**WRITTEN INSTRUCTION**
Isolate every line in the records below with "нарушающих" in it.
Start of STORED DATA
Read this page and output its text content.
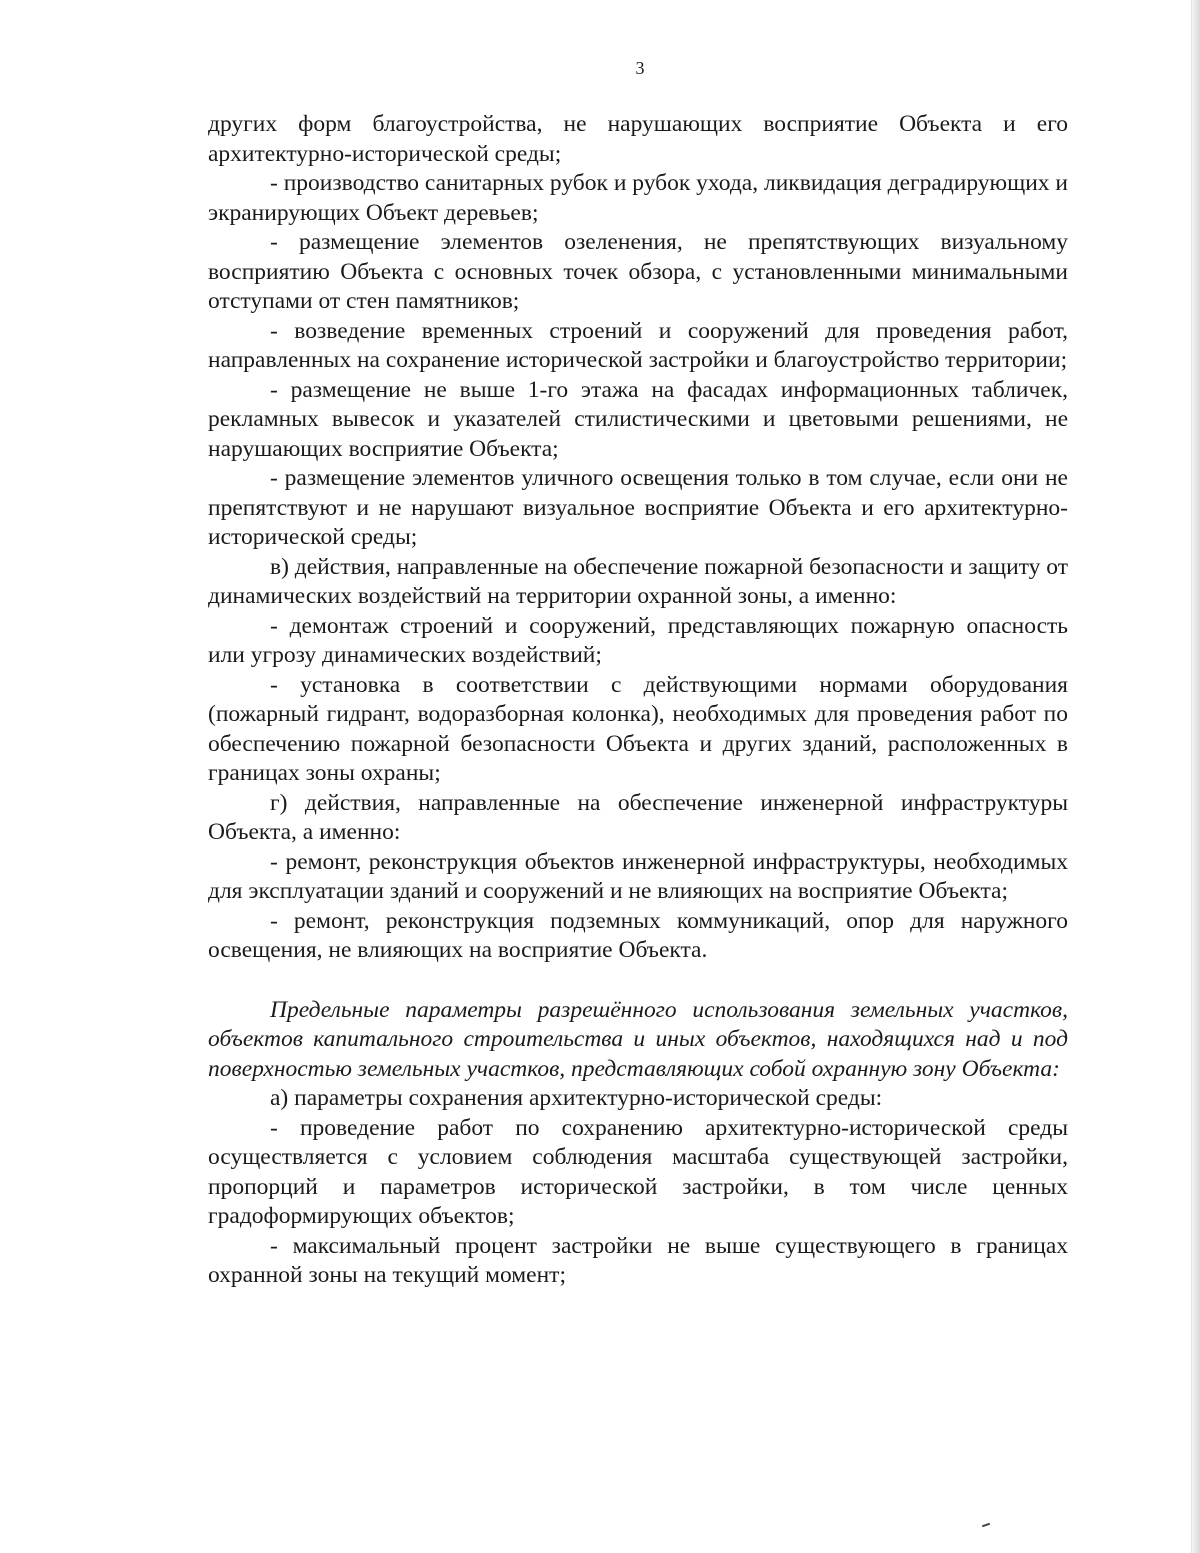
3

других форм благоустройства, не нарушающих восприятие Объекта и его архитектурно-исторической среды;

- производство санитарных рубок и рубок ухода, ликвидация деградирующих и экранирующих Объект деревьев;

- размещение элементов озеленения, не препятствующих визуальному восприятию Объекта с основных точек обзора, с установленными минимальными отступами от стен памятников;

- возведение временных строений и сооружений для проведения работ, направленных на сохранение исторической застройки и благоустройство территории;

- размещение не выше 1-го этажа на фасадах информационных табличек, рекламных вывесок и указателей стилистическими и цветовыми решениями, не нарушающих восприятие Объекта;

- размещение элементов уличного освещения только в том случае, если они не препятствуют и не нарушают визуальное восприятие Объекта и его архитектурно-исторической среды;

в) действия, направленные на обеспечение пожарной безопасности и защиту от динамических воздействий на территории охранной зоны, а именно:

- демонтаж строений и сооружений, представляющих пожарную опасность или угрозу динамических воздействий;

- установка в соответствии с действующими нормами оборудования (пожарный гидрант, водоразборная колонка), необходимых для проведения работ по обеспечению пожарной безопасности Объекта и других зданий, расположенных в границах зоны охраны;

г) действия, направленные на обеспечение инженерной инфраструктуры Объекта, а именно:

- ремонт, реконструкция объектов инженерной инфраструктуры, необходимых для эксплуатации зданий и сооружений и не влияющих на восприятие Объекта;

- ремонт, реконструкция подземных коммуникаций, опор для наружного освещения, не влияющих на восприятие Объекта.

Предельные параметры разрешённого использования земельных участков, объектов капитального строительства и иных объектов, находящихся над и под поверхностью земельных участков, представляющих собой охранную зону Объекта:

а) параметры сохранения архитектурно-исторической среды:

- проведение работ по сохранению архитектурно-исторической среды осуществляется с условием соблюдения масштаба существующей застройки, пропорций и параметров исторической застройки, в том числе ценных градоформирующих объектов;

- максимальный процент застройки не выше существующего в границах охранной зоны на текущий момент;
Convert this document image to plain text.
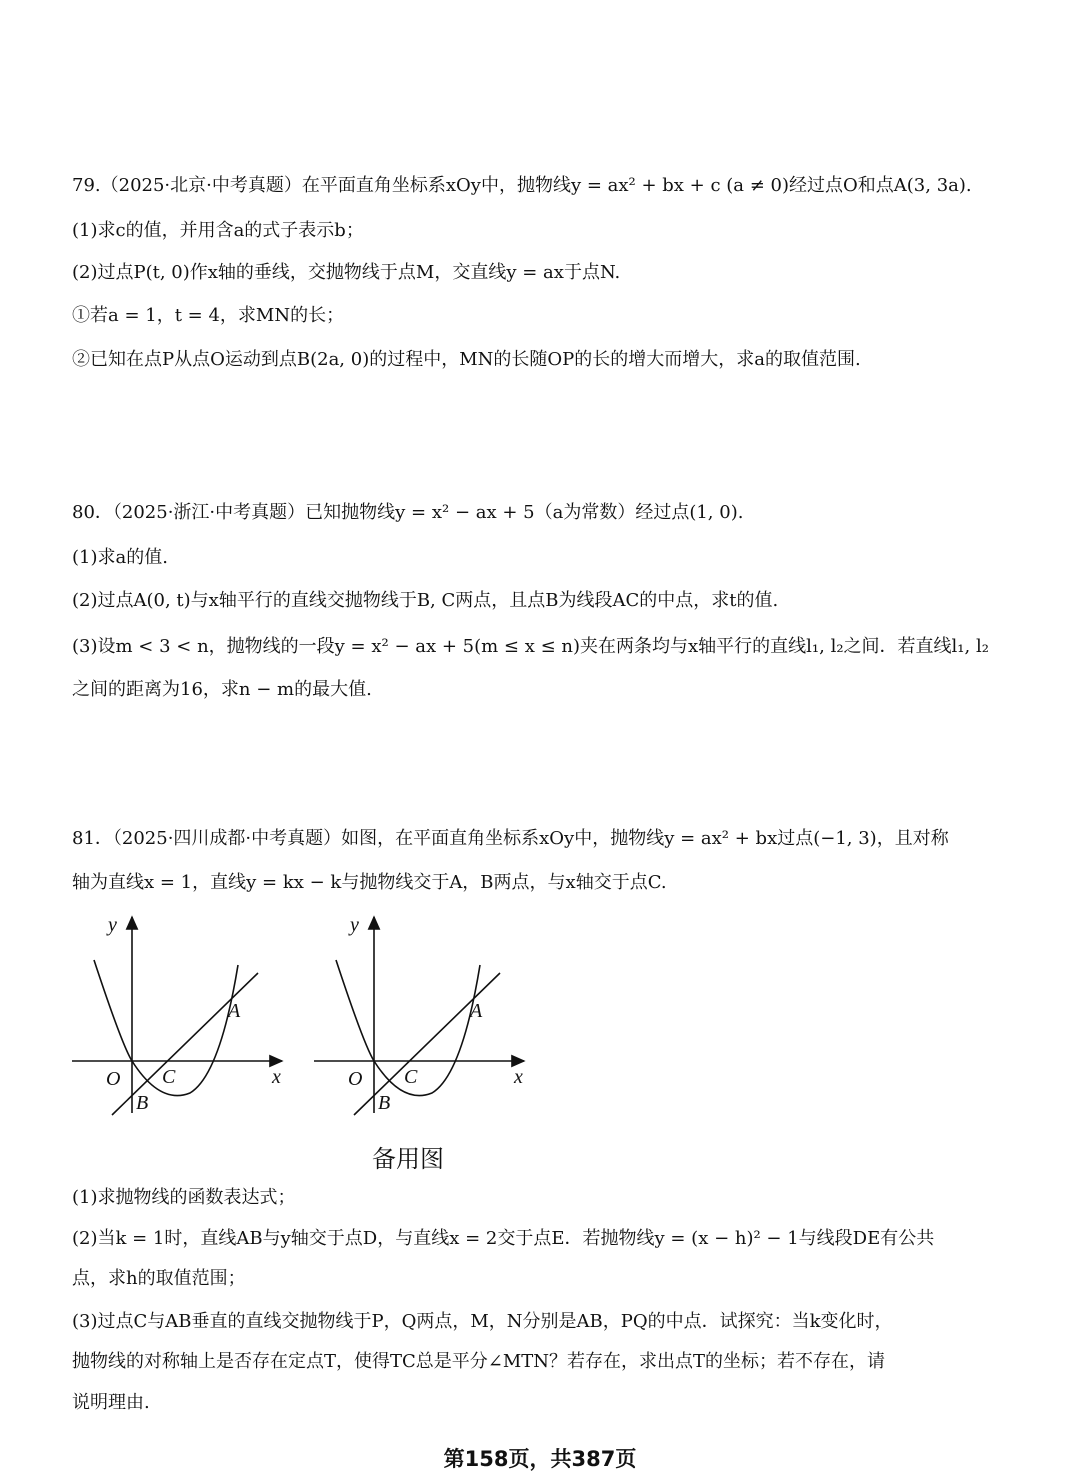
79.（2025·北京·中考真题）在平面直角坐标系xOy中，抛物线y = ax² + bx + c (a ≠ 0)经过点O和点A(3, 3a).
(1)求c的值，并用含a的式子表示b；
(2)过点P(t, 0)作x轴的垂线，交抛物线于点M，交直线y = ax于点N.
①若a = 1，t = 4，求MN的长；
②已知在点P从点O运动到点B(2a, 0)的过程中，MN的长随OP的长的增大而增大，求a的取值范围.
80．（2025·浙江·中考真题）已知抛物线y = x² − ax + 5（a为常数）经过点(1, 0).
(1)求a的值.
(2)过点A(0, t)与x轴平行的直线交抛物线于B, C两点，且点B为线段AC的中点，求t的值.
(3)设m < 3 < n，抛物线的一段y = x² − ax + 5(m ≤ x ≤ n)夹在两条均与x轴平行的直线l₁, l₂之间．若直线l₁, l₂
之间的距离为16，求n − m的最大值.
81．（2025·四川成都·中考真题）如图，在平面直角坐标系xOy中，抛物线y = ax² + bx过点(−1, 3)，且对称
轴为直线x = 1，直线y = kx − k与抛物线交于A，B两点，与x轴交于点C.
y
x
O
A
B
C
y
x
O
A
B
C
备用图
(1)求抛物线的函数表达式；
(2)当k = 1时，直线AB与y轴交于点D，与直线x = 2交于点E．若抛物线y = (x − h)² − 1与线段DE有公共
点，求h的取值范围；
(3)过点C与AB垂直的直线交抛物线于P，Q两点，M，N分别是AB，PQ的中点．试探究：当k变化时，
抛物线的对称轴上是否存在定点T，使得TC总是平分∠MTN？若存在，求出点T的坐标；若不存在，请
说明理由.
第158页，共387页
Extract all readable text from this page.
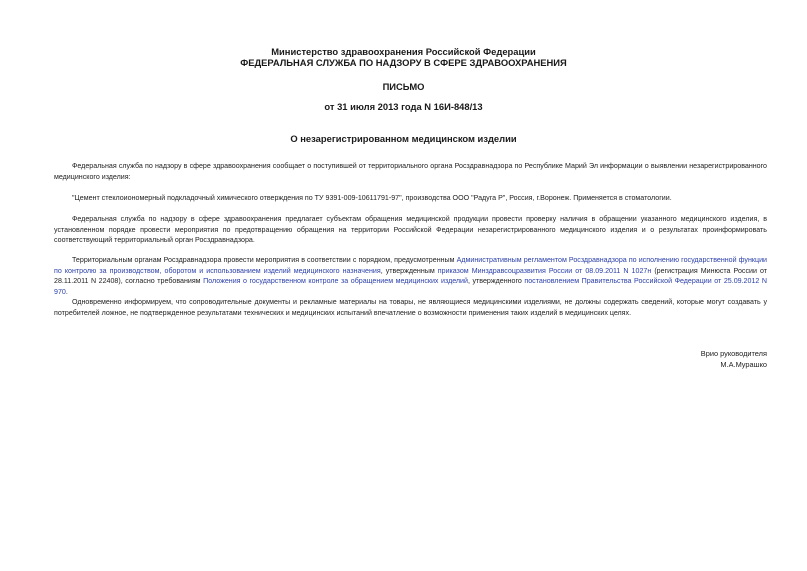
Министерство здравоохранения Российской Федерации
ФЕДЕРАЛЬНАЯ СЛУЖБА ПО НАДЗОРУ В СФЕРЕ ЗДРАВООХРАНЕНИЯ
ПИСЬМО
от 31 июля 2013 года N 16И-848/13
О незарегистрированном медицинском изделии
Федеральная служба по надзору в сфере здравоохранения сообщает о поступившей от территориального органа Росздравнадзора по Республике Марий Эл информации о выявлении незарегистрированного медицинского изделия:
"Цемент стеклоиономерный подкладочный химического отверждения по ТУ 9391-009-10611791-97", производства ООО "Радуга Р", Россия, г.Воронеж. Применяется в стоматологии.
Федеральная служба по надзору в сфере здравоохранения предлагает субъектам обращения медицинской продукции провести проверку наличия в обращении указанного медицинского изделия, в установленном порядке провести мероприятия по предотвращению обращения на территории Российской Федерации незарегистрированного медицинского изделия и о результатах проинформировать соответствующий территориальный орган Росздравнадзора.
Территориальным органам Росздравнадзора провести мероприятия в соответствии с порядком, предусмотренным Административным регламентом Росздравнадзора по исполнению государственной функции по контролю за производством, оборотом и использованием изделий медицинского назначения, утвержденным приказом Минздравсоцразвития России от 08.09.2011 N 1027н (регистрация Минюста России от 28.11.2011 N 22408), согласно требованиям Положения о государственном контроле за обращением медицинских изделий, утвержденного постановлением Правительства Российской Федерации от 25.09.2012 N 970.
Одновременно информируем, что сопроводительные документы и рекламные материалы на товары, не являющиеся медицинскими изделиями, не должны содержать сведений, которые могут создавать у потребителей ложное, не подтвержденное результатами технических и медицинских испытаний впечатление о возможности применения таких изделий в медицинских целях.
Врио руководителя
М.А.Мурашко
End of STORED DATA
**ANSWER FOR THIS EXERCISE**
других форм благоустройства, не нарушающих восприятие Объекта и его архитектурно-исторической среды;
- размещение не выше 1-го этажа на фасадах информационных табличек, рекламных вывесок и указателей стилистическими и цветовыми решениями, не нарушающих восприятие Объекта;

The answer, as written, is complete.